**Problem to solve**.
In the entries that follow, how many lines contain the word "this"? Answer with the number only.

>>>>

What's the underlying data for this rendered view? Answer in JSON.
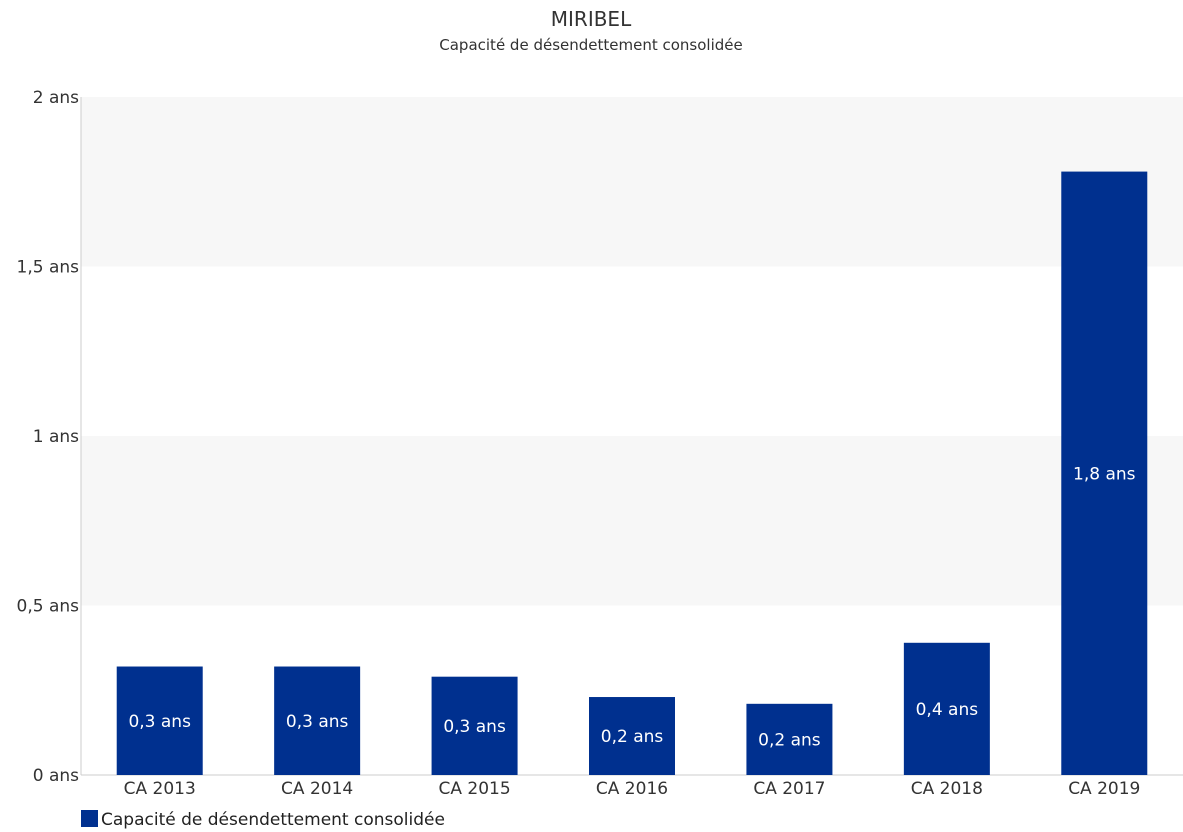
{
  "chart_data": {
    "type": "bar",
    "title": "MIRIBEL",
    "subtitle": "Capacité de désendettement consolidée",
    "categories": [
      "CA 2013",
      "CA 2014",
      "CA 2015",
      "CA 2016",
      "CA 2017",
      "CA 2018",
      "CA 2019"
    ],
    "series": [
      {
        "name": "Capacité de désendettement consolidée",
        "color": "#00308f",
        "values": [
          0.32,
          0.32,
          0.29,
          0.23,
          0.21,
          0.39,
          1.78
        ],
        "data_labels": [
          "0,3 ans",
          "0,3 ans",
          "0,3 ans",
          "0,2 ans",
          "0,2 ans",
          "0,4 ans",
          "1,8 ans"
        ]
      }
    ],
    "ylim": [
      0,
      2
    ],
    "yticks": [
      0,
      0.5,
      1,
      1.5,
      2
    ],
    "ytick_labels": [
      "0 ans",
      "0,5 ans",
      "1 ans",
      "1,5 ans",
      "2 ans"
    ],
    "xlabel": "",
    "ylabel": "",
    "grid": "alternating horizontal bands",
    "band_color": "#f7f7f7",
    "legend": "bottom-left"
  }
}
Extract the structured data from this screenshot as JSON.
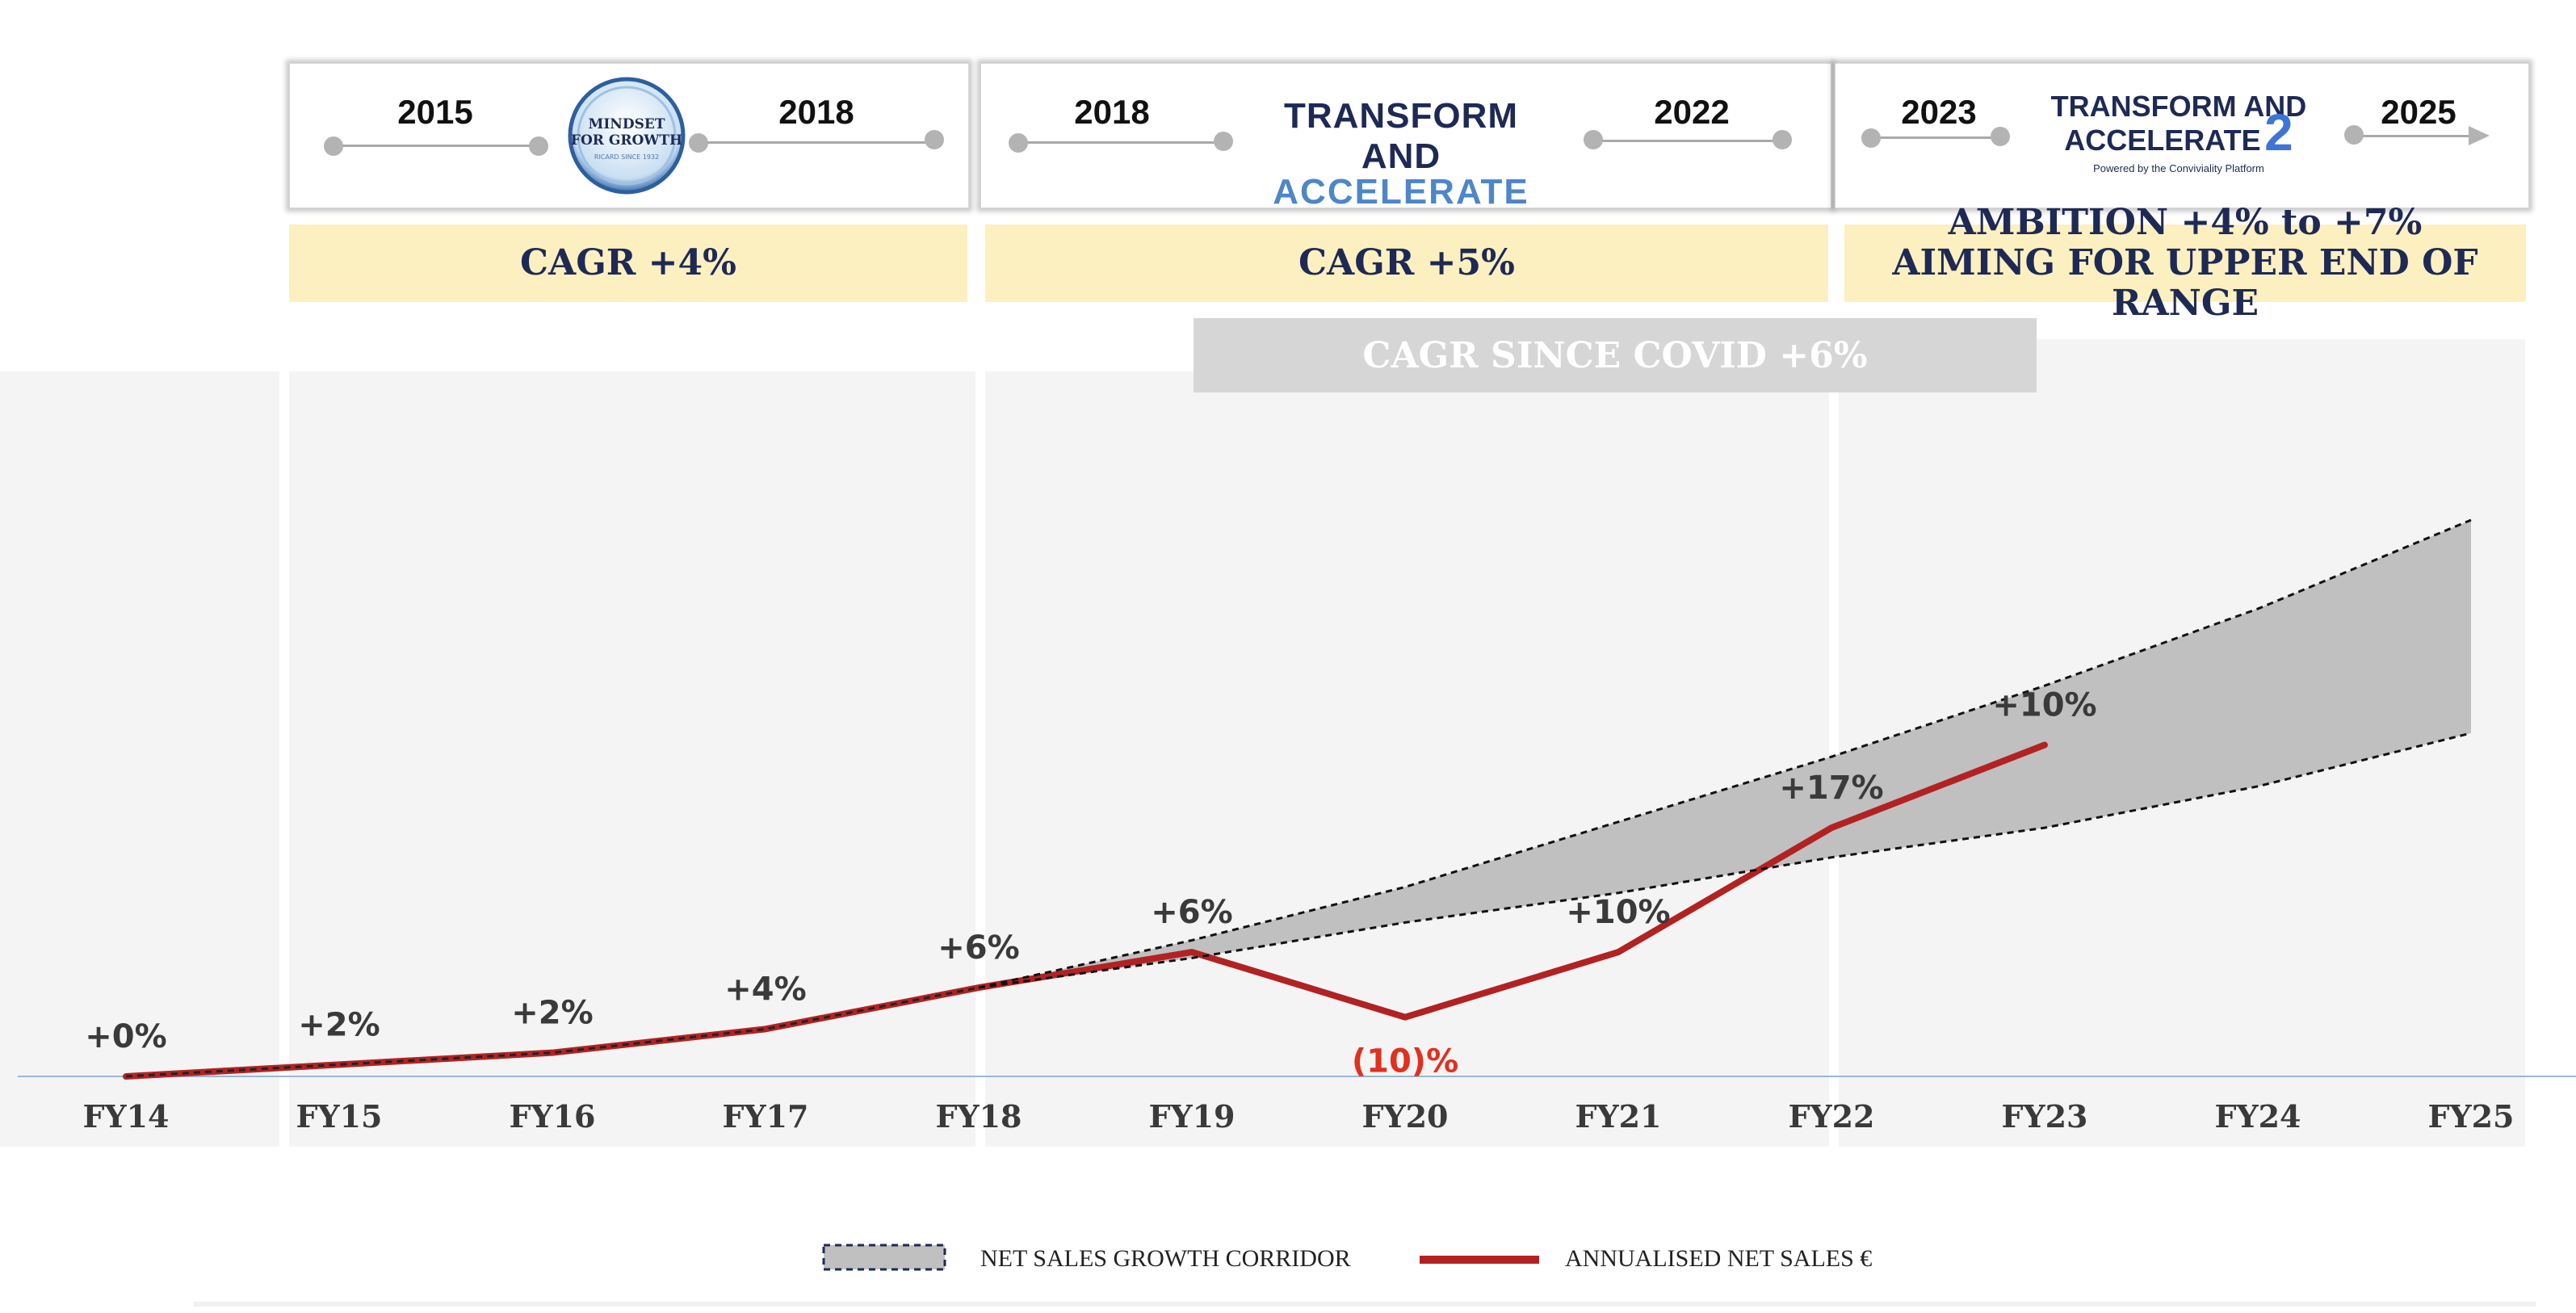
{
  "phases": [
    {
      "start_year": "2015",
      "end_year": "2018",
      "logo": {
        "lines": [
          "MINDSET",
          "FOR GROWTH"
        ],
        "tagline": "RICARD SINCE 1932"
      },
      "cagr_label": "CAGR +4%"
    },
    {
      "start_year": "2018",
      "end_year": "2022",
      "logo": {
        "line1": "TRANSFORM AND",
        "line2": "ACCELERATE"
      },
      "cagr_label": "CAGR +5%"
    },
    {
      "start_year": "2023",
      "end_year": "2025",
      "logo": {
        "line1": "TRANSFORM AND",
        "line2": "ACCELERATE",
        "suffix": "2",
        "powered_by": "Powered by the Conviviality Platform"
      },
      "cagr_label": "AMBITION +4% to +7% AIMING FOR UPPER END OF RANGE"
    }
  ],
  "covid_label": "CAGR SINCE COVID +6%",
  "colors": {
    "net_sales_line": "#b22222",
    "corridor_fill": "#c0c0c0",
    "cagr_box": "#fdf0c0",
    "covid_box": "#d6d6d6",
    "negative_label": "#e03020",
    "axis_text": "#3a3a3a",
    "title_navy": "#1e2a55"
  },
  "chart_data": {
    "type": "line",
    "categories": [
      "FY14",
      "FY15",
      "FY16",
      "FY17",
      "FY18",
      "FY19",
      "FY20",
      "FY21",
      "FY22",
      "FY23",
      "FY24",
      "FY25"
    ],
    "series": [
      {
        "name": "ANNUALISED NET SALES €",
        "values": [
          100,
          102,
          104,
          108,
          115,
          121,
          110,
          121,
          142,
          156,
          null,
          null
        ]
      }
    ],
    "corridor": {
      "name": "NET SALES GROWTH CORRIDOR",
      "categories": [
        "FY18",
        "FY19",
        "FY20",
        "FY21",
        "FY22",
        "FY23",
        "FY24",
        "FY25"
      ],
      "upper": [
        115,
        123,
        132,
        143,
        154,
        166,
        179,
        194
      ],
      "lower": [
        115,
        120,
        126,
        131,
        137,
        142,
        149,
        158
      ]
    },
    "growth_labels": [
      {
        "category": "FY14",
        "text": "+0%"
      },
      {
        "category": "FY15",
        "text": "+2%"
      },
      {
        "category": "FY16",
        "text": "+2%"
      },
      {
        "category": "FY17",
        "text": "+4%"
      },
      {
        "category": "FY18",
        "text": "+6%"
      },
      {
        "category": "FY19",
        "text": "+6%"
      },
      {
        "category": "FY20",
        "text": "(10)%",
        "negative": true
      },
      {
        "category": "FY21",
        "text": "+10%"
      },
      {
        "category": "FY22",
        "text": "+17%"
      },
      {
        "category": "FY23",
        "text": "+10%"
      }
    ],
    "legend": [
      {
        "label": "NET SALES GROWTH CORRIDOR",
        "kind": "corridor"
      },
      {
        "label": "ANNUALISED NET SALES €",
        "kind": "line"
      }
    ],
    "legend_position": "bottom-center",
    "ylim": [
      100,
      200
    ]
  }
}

<<<<

**Worked solution**.
2